*Objective*
Check each line of the data below for the word "济宁市济矿", then extract the ones that have it.
-- begin Exercise material --
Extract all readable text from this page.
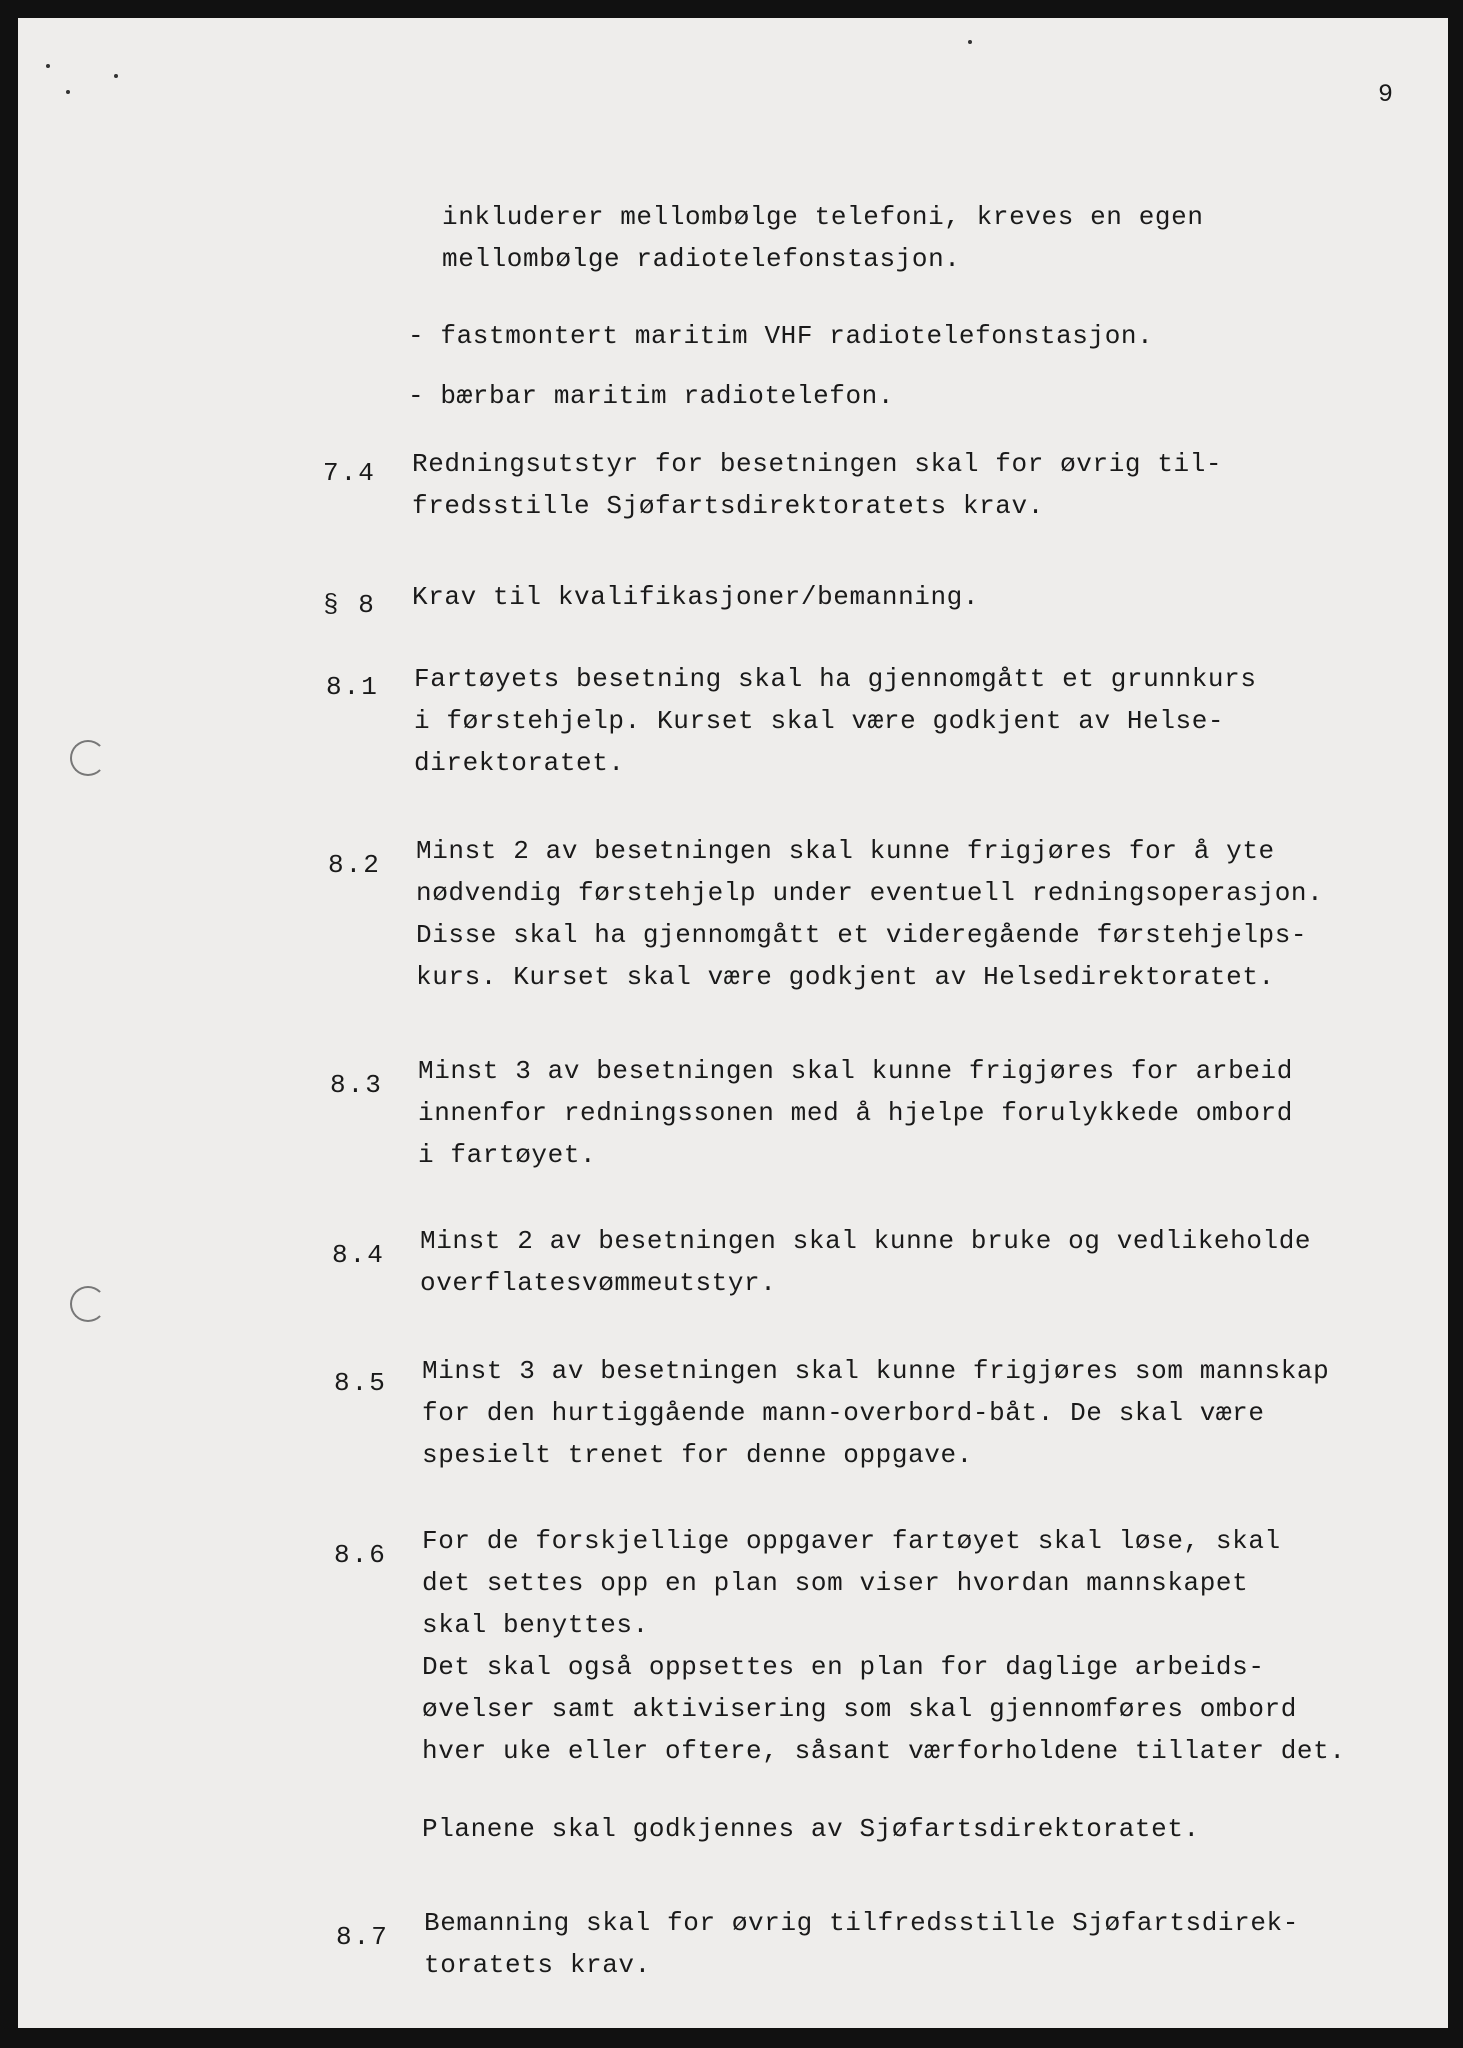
9
inkluderer mellombølge telefoni, kreves en egen
mellombølge radiotelefonstasjon.
- fastmontert maritim VHF radiotelefonstasjon.
- bærbar maritim radiotelefon.
7.4 Redningsutstyr for besetningen skal for øvrig til-
fredsstille Sjøfartsdirektoratets krav.
§ 8 Krav til kvalifikasjoner/bemanning.
8.1 Fartøyets besetning skal ha gjennomgått et grunnkurs
i førstehjelp. Kurset skal være godkjent av Helse-
direktoratet.
8.2 Minst 2 av besetningen skal kunne frigjøres for å yte
nødvendig førstehjelp under eventuell redningsoperasjon.
Disse skal ha gjennomgått et videregående førstehjelps-
kurs. Kurset skal være godkjent av Helsedirektoratet.
8.3 Minst 3 av besetningen skal kunne frigjøres for arbeid
innenfor redningssonen med å hjelpe forulykkede ombord
i fartøyet.
8.4 Minst 2 av besetningen skal kunne bruke og vedlikeholde
overflatesvømmeutstyr.
8.5 Minst 3 av besetningen skal kunne frigjøres som mannskap
for den hurtiggående mann-overbord-båt. De skal være
spesielt trenet for denne oppgave.
8.6 For de forskjellige oppgaver fartøyet skal løse, skal
det settes opp en plan som viser hvordan mannskapet
skal benyttes.
Det skal også oppsettes en plan for daglige arbeids-
øvelser samt aktivisering som skal gjennomføres ombord
hver uke eller oftere, såsant værforholdene tillater det.
Planene skal godkjennes av Sjøfartsdirektoratet.
8.7 Bemanning skal for øvrig tilfredsstille Sjøfartsdirek-
toratets krav.
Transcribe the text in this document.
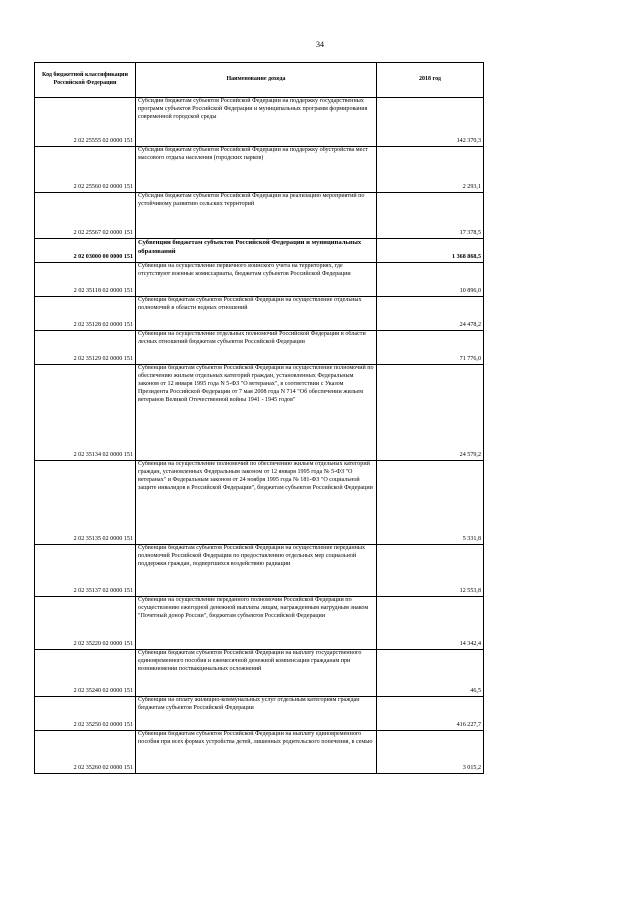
34
Код бюджетной классификации Российской Федерации	Наименование дохода	2018 год
2 02 25555 02 0000 151	Субсидии бюджетам субъектов Российской Федерации на поддержку государственных программ субъектов Российской Федерации и муниципальных программ формирования современной городской среды	142 370,3
2 02 25560 02 0000 151	Субсидии бюджетам субъектов Российской Федерации на поддержку обустройства мест массового отдыха населения (городских парков)	2 293,1
2 02 25567 02 0000 151	Субсидии бюджетам субъектов Российской Федерации на реализацию мероприятий по устойчивому развитию сельских территорий	17 378,5
2 02 03000 00 0000 151	Субвенции бюджетам субъектов Российской Федерации и муниципальных образований	1 368 868,5
2 02 35118 02 0000 151	Субвенции на осуществление первичного воинского учета на территориях, где отсутствуют военные комиссариаты, бюджетам субъектов Российской Федерации	10 896,0
2 02 35128 02 0000 151	Субвенции бюджетам субъектов Российской Федерации на осуществление отдельных полномочий в области водных отношений	24 478,2
2 02 35129 02 0000 151	Субвенции на осуществление отдельных полномочий Российской Федерации в области лесных отношений бюджетам субъектов Российской Федерации	71 776,0
2 02 35134 02 0000 151	Субвенции бюджетам субъектов Российской Федерации на осуществление полномочий по обеспечению жильем отдельных категорий граждан, установленных Федеральным законом от 12 января 1995 года N 5-ФЗ "О ветеранах", в соответствии с Указом Президента Российской Федерации от 7 мая 2008 года N 714 "Об обеспечении жильем ветеранов Великой Отечественной войны 1941 - 1945 годов"	24 579,2
2 02 35135 02 0000 151	Субвенции на осуществление полномочий по обеспечению жильем отдельных категорий граждан, установленных Федеральным законом от 12 января 1995 года № 5-ФЗ "О ветеранах" и Федеральным законом от 24 ноября 1995 года № 181-ФЗ "О социальной защите инвалидов в Российской Федерации", бюджетам субъектов Российской Федерации	5 331,8
2 02 35137 02 0000 151	Субвенции бюджетам субъектов Российской Федерации на осуществление переданных полномочий Российской Федерации по предоставлению отдельных мер социальной поддержки граждан, подвергшихся воздействию радиации	12 553,8
2 02 35220 02 0000 151	Субвенции на осуществление переданного полномочия Российской Федерации по осуществлению ежегодной денежной выплаты лицам, награжденным нагрудным знаком "Почетный донор России", бюджетам субъектов Российской Федерации	14 342,4
2 02 35240 02 0000 151	Субвенции бюджетам субъектов Российской Федерации на выплату государственного единовременного пособия и ежемесячной денежной компенсации гражданам при возникновении поствакцинальных осложнений	46,5
2 02 35250 02 0000 151	Субвенции на оплату жилищно-коммунальных услуг отдельным категориям граждан бюджетам субъектов Российской Федерации	416 227,7
2 02 35260 02 0000 151	Субвенции бюджетам субъектов Российской Федерации на выплату единовременного пособия при всех формах устройства детей, лишенных родительского попечения, в семью	3 015,2
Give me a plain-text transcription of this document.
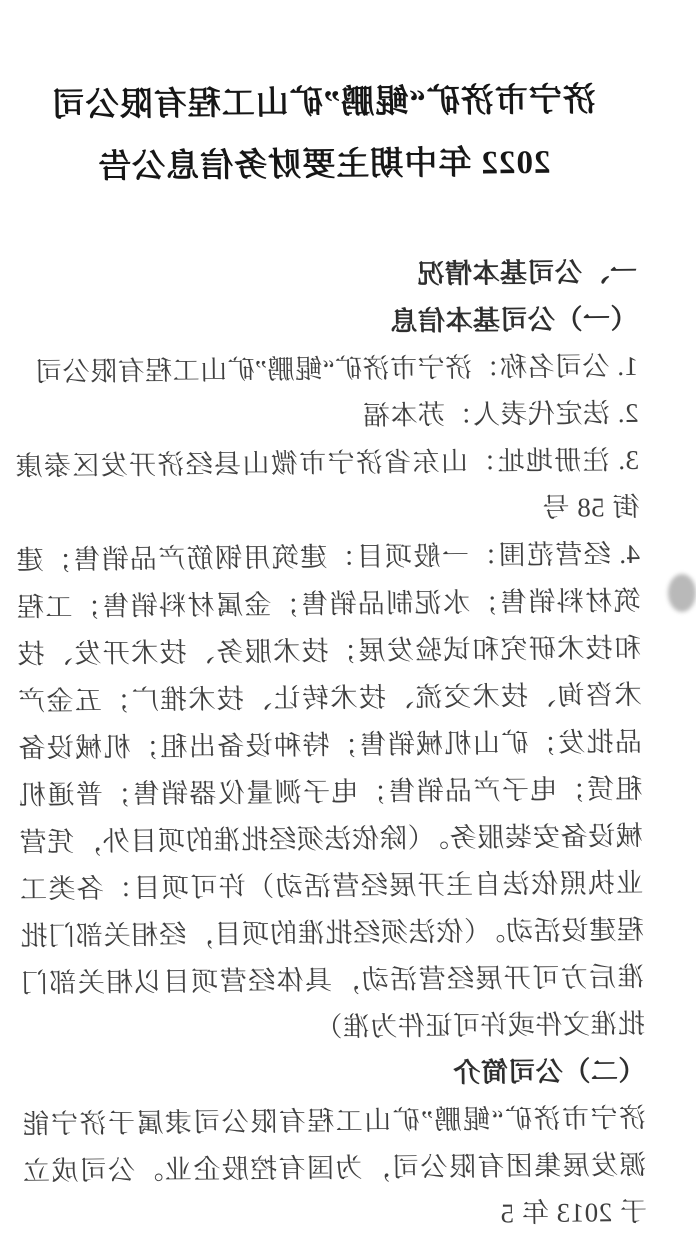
济宁市济矿“鲲鹏”矿山工程有限公司
2022 年中期主要财务信息公告

一、公司基本情况

（一）公司基本信息

1. 公司名称：济宁市济矿“鲲鹏”矿山工程有限公司

2. 法定代表人：苏本福

3. 注册地址：山东省济宁市微山县经济开发区泰康街 58 号

4. 经营范围：一般项目：建筑用钢筋产品销售；建筑材料销售；水泥制品销售；金属材料销售；工程和技术研究和试验发展；技术服务、技术开发、技术咨询、技术交流、技术转让、技术推广；五金产品批发；矿山机械销售；特种设备出租；机械设备租赁；电子产品销售；电子测量仪器销售；普通机械设备安装服务。（除依法须经批准的项目外，凭营业执照依法自主开展经营活动）许可项目：各类工程建设活动。（依法须经批准的项目，经相关部门批准后方可开展经营活动，具体经营项目以相关部门批准文件或许可证件为准）

（二）公司简介

济宁市济矿“鲲鹏”矿山工程有限公司隶属于济宁能源发展集团有限公司，为国有控股企业。公司成立于 2013 年 5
-- end Exercise material --
*Output for this task*
济宁市济矿“鲲鹏”矿山工程有限公司
1. 公司名称：济宁市济矿“鲲鹏”矿山工程有限公司
济宁市济矿“鲲鹏”矿山工程有限公司隶属于济宁能源发展集团有限公司，为国有控股企业。公司成立于 2013 年 5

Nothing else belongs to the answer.